Goal: Copy out every line containing the word "page".

Items listed in a dataset:
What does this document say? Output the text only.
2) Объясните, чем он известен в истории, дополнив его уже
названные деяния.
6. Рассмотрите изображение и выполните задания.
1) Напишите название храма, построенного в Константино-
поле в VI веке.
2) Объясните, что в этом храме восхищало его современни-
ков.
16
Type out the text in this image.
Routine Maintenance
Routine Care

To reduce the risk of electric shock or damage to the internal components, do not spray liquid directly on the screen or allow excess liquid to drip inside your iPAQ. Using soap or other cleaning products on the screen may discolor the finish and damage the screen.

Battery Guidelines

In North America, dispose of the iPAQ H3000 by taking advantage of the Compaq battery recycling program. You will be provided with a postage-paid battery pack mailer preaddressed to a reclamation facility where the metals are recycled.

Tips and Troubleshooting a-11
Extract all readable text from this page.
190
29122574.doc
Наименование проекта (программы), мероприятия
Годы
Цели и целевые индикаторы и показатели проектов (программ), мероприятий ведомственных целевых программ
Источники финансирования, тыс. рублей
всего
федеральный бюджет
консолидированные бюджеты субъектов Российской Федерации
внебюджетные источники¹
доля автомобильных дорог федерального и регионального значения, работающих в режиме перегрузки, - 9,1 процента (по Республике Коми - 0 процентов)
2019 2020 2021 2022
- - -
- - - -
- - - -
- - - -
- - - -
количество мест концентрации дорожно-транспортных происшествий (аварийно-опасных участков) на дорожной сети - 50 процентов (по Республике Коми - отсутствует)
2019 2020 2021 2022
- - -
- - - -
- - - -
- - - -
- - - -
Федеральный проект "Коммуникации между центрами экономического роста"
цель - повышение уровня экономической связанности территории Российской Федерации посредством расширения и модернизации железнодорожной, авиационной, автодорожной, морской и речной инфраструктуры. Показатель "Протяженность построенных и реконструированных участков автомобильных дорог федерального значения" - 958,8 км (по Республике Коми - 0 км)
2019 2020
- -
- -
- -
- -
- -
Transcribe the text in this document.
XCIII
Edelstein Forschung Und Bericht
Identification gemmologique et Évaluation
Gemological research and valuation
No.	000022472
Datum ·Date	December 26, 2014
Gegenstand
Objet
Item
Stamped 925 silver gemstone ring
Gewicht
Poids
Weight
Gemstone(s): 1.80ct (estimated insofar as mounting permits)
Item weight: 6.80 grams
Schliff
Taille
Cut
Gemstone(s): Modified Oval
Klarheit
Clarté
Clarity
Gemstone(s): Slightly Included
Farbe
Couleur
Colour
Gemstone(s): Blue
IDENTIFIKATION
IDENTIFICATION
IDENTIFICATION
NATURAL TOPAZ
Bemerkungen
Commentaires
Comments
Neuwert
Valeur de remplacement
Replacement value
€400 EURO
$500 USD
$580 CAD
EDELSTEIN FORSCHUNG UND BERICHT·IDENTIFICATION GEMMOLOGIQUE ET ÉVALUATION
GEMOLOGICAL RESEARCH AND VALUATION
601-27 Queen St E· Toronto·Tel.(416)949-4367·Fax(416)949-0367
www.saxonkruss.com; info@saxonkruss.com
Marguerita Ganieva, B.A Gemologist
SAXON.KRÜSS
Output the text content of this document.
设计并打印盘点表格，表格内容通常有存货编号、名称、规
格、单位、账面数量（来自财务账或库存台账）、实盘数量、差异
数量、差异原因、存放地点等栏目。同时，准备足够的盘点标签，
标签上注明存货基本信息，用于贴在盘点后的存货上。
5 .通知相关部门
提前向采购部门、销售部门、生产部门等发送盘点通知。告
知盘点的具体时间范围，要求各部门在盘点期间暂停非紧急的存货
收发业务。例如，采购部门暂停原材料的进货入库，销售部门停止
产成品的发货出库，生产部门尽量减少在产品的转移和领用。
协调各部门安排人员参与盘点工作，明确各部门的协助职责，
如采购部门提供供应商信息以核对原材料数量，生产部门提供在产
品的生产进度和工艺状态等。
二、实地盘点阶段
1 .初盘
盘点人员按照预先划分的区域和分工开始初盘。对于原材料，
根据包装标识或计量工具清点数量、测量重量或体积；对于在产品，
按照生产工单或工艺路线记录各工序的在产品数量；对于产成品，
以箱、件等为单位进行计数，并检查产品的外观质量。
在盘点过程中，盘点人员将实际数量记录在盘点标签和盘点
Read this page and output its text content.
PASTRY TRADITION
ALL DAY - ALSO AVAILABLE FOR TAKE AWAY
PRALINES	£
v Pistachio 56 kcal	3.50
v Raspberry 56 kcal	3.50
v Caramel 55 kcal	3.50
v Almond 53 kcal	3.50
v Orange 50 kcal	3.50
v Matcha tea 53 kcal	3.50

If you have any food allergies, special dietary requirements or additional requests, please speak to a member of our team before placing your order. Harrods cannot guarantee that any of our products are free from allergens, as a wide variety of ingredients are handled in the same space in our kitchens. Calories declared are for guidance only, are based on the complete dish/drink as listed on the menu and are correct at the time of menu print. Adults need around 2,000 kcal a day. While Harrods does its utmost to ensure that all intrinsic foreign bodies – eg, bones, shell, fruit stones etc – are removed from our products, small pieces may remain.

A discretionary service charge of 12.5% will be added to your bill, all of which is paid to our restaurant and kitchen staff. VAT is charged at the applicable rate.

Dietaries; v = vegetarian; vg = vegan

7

Answer:
Extract all readable text from this page.
Read this page and output its text content.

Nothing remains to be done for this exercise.